- **Rows from a figure dataset**:
———

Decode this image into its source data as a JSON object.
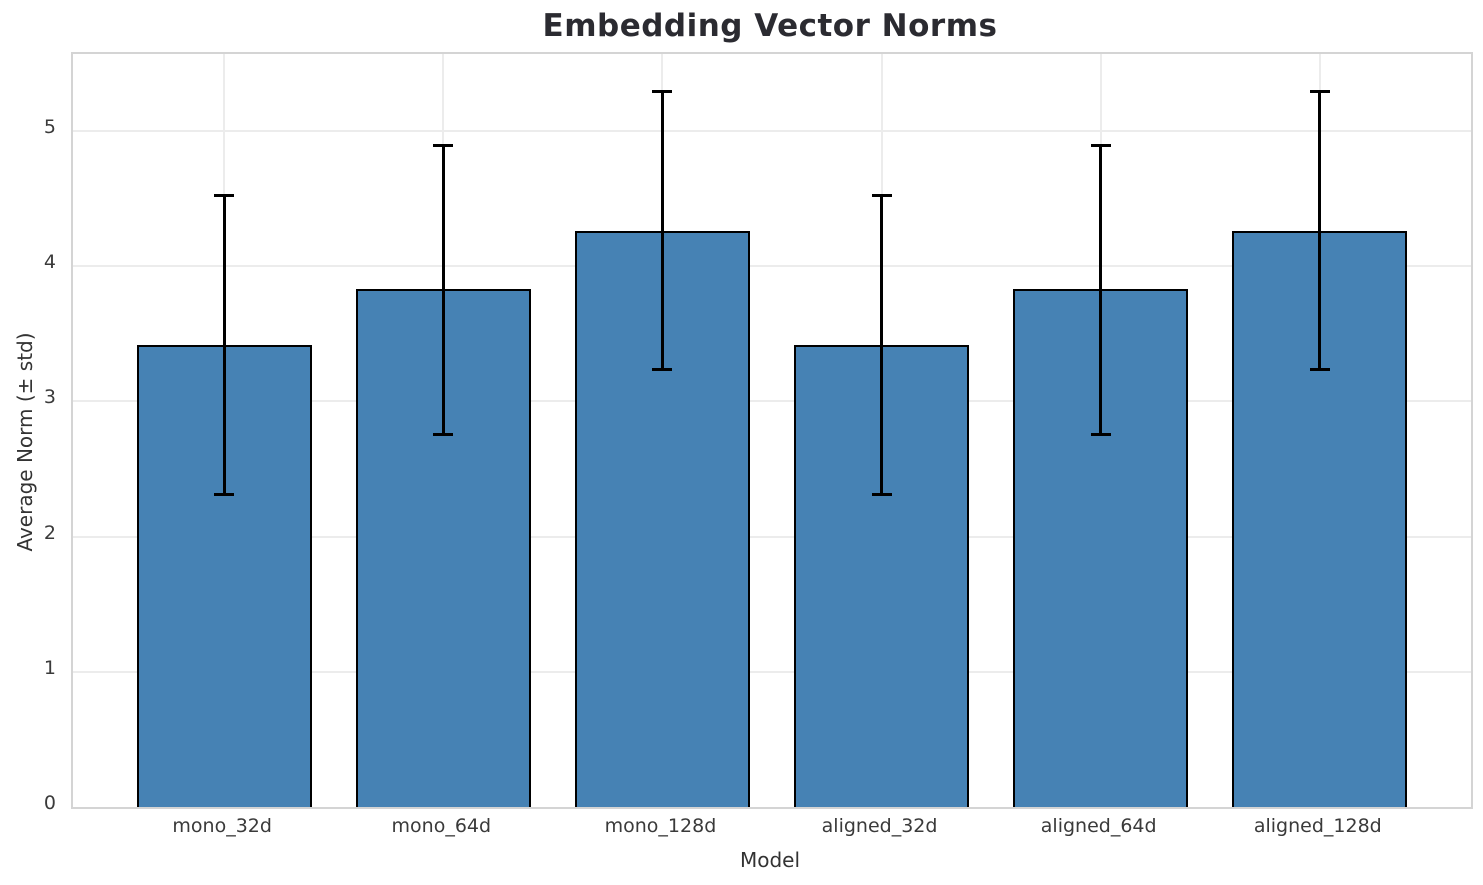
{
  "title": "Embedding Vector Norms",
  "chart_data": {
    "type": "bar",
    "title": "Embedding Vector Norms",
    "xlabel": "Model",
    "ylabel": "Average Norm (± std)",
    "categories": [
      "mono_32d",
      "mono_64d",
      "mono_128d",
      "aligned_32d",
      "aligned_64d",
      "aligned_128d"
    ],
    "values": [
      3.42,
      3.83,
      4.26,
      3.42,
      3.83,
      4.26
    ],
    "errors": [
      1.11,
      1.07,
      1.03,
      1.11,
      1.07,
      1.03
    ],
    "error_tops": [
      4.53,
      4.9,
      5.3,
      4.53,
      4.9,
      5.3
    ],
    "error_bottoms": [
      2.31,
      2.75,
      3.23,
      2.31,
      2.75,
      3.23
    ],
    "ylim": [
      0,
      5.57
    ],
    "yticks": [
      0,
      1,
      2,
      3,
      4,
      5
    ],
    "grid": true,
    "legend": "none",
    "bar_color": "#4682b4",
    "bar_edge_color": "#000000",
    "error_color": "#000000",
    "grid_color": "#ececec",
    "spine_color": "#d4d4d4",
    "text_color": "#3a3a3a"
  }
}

———

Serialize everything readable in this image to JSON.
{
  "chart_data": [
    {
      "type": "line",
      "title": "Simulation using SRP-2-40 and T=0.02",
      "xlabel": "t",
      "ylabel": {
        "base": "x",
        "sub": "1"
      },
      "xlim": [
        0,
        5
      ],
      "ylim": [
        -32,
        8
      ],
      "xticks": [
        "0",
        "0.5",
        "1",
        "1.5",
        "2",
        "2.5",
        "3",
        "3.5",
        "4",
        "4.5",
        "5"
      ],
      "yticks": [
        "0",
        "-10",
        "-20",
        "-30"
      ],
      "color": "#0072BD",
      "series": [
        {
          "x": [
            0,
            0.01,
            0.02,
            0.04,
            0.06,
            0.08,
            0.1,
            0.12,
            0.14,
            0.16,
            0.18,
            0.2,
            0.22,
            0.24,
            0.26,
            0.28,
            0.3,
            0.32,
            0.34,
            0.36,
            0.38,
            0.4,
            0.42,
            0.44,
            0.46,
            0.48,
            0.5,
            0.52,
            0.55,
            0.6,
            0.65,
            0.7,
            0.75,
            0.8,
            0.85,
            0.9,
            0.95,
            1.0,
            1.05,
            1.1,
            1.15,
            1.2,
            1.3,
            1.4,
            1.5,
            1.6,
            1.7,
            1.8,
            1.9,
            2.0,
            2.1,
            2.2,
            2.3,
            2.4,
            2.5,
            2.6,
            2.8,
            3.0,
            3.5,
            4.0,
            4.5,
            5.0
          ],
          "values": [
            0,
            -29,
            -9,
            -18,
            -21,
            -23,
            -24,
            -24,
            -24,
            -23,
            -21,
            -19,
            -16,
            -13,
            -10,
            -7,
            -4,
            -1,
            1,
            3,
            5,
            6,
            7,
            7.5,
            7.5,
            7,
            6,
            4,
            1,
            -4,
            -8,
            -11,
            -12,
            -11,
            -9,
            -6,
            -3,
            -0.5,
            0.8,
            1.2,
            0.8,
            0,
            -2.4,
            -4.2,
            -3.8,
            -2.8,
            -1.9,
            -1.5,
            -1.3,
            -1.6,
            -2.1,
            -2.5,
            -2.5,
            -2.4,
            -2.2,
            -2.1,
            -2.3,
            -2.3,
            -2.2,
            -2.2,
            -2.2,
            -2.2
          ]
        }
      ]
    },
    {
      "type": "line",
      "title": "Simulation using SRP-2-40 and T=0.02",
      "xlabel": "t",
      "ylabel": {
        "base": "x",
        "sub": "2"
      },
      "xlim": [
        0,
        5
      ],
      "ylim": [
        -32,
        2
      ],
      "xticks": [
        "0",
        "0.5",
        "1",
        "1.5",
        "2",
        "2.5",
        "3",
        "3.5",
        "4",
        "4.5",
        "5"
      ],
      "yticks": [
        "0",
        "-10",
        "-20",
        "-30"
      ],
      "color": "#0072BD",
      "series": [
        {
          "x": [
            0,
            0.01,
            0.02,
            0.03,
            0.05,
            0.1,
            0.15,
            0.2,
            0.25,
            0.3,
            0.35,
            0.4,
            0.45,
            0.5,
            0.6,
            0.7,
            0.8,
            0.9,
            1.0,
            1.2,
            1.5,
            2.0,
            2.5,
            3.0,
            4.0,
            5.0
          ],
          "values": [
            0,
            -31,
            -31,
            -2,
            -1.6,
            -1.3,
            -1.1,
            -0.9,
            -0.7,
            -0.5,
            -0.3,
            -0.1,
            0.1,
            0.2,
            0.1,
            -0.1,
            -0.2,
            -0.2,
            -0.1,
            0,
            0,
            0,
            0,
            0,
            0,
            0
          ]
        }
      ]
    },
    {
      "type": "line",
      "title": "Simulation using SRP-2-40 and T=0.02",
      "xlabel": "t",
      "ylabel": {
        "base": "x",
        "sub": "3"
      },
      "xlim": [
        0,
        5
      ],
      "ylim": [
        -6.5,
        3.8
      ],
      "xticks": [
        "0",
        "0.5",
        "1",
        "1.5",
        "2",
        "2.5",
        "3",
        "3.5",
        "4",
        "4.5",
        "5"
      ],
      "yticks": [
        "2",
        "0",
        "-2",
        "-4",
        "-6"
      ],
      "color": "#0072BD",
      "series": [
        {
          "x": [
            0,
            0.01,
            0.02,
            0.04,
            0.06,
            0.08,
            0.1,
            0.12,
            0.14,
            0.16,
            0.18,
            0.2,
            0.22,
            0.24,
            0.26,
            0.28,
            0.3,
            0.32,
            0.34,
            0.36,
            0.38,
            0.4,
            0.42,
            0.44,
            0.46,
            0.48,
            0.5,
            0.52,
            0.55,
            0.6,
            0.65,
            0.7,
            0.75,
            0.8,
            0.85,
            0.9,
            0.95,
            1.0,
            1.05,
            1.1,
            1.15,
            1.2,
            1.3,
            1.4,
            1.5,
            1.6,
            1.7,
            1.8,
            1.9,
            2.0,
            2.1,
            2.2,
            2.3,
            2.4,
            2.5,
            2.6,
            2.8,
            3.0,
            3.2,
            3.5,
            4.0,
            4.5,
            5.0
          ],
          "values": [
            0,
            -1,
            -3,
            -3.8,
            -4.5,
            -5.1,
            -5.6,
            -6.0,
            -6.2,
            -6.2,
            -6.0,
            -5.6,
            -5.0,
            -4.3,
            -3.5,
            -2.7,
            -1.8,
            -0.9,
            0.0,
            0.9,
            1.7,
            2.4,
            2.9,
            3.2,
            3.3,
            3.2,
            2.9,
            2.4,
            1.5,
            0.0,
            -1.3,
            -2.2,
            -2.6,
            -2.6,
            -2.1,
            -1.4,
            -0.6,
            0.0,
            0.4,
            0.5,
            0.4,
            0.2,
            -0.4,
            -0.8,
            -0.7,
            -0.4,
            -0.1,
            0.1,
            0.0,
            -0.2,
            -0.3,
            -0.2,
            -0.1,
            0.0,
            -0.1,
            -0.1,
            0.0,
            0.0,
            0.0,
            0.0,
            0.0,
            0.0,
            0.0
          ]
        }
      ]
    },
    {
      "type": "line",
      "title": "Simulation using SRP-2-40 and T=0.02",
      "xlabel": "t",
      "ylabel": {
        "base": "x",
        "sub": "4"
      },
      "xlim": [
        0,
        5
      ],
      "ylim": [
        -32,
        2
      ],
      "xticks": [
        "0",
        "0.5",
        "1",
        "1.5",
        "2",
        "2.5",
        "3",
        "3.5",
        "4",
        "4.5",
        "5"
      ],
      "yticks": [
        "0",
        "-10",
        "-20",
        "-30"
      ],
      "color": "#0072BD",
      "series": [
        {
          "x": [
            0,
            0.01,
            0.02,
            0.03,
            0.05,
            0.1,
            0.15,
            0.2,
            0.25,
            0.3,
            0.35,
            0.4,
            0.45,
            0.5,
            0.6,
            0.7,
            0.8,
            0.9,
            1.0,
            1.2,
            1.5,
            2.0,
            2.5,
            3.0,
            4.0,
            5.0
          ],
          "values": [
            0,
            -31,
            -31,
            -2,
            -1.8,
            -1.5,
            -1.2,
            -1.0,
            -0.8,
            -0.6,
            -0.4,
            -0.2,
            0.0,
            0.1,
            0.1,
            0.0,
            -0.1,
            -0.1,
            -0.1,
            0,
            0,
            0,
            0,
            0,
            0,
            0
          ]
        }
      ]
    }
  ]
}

———

Compute how many lines include the string "Embedding", then give that number by itself.

2